<<<<
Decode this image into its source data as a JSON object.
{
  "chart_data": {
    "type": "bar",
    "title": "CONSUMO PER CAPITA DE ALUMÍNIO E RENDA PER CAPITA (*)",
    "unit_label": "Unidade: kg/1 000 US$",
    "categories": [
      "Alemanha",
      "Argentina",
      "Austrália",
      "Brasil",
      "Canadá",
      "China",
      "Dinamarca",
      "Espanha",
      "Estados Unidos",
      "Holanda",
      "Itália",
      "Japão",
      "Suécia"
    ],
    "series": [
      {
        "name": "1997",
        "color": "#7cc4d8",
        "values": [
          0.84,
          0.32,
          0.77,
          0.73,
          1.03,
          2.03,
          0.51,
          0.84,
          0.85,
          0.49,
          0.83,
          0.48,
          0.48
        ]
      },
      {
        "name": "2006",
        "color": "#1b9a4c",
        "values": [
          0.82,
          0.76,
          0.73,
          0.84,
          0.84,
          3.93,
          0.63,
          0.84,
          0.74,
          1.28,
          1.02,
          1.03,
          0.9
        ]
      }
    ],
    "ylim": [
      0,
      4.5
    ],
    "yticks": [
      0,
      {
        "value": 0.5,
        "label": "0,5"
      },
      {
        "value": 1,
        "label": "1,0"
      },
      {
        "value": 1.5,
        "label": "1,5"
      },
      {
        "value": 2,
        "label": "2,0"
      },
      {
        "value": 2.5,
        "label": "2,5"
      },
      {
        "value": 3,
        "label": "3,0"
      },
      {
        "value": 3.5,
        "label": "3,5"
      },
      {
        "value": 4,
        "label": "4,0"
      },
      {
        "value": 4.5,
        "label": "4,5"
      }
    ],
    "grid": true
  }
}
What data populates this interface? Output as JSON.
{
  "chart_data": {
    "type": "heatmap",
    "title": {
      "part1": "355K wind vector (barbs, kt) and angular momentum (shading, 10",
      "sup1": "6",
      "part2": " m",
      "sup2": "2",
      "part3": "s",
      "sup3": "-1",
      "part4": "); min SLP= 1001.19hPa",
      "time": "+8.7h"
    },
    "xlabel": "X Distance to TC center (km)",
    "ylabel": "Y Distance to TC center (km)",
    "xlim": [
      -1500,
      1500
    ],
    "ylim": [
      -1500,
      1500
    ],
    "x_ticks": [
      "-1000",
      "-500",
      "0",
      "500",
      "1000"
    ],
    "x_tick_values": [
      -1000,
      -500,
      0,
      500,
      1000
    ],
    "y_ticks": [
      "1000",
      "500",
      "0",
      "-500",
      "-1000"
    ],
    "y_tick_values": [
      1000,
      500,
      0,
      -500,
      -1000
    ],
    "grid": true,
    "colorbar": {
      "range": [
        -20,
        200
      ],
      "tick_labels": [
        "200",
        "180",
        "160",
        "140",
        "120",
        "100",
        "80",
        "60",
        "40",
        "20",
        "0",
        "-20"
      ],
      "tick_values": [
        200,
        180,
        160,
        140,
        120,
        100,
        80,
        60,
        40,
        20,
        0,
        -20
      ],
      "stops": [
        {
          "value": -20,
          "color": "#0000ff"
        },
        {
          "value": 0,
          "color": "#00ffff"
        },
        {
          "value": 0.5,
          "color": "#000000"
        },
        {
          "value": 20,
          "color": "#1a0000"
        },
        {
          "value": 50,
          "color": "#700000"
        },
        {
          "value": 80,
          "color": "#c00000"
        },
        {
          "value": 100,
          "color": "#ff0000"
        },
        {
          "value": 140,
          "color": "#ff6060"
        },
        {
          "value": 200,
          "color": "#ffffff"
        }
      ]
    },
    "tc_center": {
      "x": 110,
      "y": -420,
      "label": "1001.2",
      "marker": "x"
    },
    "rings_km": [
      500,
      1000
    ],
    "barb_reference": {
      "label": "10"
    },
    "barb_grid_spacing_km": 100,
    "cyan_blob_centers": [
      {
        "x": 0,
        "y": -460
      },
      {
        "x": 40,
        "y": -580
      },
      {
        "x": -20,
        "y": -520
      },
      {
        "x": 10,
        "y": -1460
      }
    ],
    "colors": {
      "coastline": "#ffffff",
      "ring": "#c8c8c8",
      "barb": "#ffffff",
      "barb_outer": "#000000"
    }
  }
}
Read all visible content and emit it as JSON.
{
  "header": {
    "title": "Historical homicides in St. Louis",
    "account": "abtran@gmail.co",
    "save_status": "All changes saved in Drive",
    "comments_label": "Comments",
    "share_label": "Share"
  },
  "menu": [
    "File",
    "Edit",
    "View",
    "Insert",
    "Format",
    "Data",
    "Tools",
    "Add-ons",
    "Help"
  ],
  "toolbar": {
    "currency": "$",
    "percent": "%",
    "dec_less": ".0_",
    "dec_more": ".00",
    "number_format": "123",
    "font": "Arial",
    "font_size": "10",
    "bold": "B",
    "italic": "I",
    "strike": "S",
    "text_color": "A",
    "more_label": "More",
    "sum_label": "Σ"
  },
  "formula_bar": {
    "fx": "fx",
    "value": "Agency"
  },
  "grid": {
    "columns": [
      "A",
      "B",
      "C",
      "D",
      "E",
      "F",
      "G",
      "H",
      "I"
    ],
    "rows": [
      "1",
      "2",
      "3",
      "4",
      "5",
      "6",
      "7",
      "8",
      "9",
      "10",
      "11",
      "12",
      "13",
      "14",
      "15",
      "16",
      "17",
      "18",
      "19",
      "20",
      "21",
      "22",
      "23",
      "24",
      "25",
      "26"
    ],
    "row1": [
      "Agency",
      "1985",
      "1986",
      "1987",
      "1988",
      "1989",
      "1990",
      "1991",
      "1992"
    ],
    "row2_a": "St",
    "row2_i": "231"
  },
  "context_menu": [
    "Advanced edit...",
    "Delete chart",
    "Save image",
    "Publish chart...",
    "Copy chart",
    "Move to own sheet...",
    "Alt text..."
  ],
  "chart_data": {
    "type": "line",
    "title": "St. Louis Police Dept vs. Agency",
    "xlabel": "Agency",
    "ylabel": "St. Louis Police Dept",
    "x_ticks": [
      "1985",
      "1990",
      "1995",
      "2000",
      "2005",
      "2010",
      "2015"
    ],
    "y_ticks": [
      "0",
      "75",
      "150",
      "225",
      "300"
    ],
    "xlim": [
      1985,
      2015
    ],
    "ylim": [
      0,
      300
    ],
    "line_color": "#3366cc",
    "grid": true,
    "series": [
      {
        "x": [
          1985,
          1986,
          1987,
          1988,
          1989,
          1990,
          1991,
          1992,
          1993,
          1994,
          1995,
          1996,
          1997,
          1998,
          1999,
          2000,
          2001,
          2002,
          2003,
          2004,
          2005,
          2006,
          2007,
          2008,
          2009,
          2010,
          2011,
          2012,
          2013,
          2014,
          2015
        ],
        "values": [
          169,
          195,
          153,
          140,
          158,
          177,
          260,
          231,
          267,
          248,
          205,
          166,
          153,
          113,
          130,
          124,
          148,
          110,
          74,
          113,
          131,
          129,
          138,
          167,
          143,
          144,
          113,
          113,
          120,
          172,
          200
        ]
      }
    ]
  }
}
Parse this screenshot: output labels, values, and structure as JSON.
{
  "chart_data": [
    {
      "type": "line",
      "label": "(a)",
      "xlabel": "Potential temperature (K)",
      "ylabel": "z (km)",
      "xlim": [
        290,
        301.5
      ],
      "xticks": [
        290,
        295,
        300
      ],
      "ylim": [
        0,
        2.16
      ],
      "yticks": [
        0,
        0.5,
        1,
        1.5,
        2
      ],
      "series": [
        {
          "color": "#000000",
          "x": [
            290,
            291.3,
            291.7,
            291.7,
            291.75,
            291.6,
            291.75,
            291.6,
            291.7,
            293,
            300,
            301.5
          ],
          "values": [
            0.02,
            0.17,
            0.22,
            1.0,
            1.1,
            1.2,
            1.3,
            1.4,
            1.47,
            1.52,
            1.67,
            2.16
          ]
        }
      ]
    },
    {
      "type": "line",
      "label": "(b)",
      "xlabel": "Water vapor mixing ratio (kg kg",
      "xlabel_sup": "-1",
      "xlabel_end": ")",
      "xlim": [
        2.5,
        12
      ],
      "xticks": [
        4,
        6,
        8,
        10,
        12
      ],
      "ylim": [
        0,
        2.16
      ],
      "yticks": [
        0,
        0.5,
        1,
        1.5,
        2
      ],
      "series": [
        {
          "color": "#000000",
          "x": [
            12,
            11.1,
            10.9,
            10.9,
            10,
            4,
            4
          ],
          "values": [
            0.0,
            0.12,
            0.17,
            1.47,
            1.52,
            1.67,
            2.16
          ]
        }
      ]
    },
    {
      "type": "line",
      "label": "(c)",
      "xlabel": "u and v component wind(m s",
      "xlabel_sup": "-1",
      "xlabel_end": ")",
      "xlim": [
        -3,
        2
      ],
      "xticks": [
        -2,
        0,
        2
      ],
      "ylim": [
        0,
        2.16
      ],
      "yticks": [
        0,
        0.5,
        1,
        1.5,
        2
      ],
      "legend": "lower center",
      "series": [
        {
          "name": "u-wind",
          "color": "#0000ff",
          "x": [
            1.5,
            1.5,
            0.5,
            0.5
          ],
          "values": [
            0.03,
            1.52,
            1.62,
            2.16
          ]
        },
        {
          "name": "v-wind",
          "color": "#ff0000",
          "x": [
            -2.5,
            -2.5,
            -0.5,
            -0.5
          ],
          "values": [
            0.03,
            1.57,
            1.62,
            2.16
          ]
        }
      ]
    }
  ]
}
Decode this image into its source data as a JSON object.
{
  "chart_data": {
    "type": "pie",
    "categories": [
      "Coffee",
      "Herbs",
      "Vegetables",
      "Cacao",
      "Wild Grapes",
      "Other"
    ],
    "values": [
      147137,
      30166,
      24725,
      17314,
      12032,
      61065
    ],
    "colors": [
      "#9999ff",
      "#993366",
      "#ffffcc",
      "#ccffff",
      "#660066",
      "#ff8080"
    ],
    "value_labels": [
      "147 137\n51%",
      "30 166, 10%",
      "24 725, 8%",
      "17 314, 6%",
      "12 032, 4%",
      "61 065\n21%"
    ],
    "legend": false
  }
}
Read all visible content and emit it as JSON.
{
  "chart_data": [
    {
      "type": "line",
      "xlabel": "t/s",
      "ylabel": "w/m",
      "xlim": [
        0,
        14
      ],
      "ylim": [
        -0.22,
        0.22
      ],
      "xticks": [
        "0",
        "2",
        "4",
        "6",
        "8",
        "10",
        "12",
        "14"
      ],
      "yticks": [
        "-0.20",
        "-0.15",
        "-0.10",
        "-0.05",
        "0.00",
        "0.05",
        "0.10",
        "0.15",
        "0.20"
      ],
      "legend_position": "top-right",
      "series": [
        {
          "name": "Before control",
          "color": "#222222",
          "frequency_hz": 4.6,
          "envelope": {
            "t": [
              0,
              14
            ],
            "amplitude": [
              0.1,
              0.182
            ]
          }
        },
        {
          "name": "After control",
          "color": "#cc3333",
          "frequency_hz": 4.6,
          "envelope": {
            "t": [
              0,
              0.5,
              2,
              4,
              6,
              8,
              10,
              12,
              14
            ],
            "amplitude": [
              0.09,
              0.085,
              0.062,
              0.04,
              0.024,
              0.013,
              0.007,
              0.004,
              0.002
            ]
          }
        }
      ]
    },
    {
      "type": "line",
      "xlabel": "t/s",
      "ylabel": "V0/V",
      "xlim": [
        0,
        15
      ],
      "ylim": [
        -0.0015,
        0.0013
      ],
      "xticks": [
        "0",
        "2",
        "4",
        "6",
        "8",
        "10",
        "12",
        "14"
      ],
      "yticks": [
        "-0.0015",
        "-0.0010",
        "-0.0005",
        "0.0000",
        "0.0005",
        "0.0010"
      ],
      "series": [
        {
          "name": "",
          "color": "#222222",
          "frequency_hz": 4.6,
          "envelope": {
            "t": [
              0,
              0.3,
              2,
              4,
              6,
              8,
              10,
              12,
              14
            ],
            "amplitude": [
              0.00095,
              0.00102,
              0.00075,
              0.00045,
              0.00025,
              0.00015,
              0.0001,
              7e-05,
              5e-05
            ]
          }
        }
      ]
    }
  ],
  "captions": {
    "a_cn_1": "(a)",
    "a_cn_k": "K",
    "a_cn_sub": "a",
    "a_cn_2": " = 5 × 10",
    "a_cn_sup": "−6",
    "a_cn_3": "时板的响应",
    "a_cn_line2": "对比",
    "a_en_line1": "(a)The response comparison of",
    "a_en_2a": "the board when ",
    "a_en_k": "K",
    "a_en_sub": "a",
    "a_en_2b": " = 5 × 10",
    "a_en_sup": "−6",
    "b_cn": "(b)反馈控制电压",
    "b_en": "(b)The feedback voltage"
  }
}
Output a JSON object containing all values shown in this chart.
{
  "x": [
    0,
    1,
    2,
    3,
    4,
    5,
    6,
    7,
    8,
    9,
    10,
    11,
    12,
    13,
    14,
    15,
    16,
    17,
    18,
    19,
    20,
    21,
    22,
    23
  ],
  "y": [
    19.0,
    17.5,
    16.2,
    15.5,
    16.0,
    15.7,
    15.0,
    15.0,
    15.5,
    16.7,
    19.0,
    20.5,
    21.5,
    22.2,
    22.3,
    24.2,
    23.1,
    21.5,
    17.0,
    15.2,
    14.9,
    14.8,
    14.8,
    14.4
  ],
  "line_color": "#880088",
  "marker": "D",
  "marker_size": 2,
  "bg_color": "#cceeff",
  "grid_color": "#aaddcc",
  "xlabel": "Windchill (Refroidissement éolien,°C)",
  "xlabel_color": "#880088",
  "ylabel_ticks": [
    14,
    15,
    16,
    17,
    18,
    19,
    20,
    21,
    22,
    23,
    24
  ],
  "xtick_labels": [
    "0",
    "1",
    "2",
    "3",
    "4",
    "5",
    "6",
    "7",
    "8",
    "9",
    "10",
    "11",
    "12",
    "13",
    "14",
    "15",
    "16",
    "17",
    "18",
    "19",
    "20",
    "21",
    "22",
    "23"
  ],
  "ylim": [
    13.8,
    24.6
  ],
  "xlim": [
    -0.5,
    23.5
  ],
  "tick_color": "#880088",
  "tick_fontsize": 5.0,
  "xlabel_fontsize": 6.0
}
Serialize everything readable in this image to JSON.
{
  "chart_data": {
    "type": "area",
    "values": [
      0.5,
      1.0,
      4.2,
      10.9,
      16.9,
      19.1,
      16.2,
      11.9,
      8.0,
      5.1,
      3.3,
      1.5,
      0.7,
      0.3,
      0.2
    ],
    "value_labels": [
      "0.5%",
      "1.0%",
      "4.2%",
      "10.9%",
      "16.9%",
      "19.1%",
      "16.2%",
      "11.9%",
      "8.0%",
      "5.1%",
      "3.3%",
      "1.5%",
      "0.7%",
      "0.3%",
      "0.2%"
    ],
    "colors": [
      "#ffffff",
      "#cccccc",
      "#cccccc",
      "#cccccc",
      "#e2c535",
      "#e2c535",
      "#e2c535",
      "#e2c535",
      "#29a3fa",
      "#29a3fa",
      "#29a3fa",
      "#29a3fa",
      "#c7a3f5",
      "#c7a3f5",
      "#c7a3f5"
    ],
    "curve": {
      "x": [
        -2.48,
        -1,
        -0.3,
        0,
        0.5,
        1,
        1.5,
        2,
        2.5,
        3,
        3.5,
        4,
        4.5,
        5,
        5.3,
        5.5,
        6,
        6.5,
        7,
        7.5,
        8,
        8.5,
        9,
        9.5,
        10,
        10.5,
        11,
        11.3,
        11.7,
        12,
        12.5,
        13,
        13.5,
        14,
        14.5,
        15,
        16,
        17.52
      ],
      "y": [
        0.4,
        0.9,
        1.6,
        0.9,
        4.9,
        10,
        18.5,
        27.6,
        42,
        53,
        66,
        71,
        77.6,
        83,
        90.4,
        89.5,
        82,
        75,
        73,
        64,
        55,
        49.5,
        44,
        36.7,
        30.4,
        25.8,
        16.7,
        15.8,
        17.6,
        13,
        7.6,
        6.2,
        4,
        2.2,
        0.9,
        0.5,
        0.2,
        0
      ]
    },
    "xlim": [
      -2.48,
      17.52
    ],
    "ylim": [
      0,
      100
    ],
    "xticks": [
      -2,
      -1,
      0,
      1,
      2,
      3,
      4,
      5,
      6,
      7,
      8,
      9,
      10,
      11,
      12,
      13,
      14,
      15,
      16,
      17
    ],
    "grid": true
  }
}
>>>>
A single figure is required: the number of lines above in which the word "this" occurs.

(REPLY TO THE TASK):
6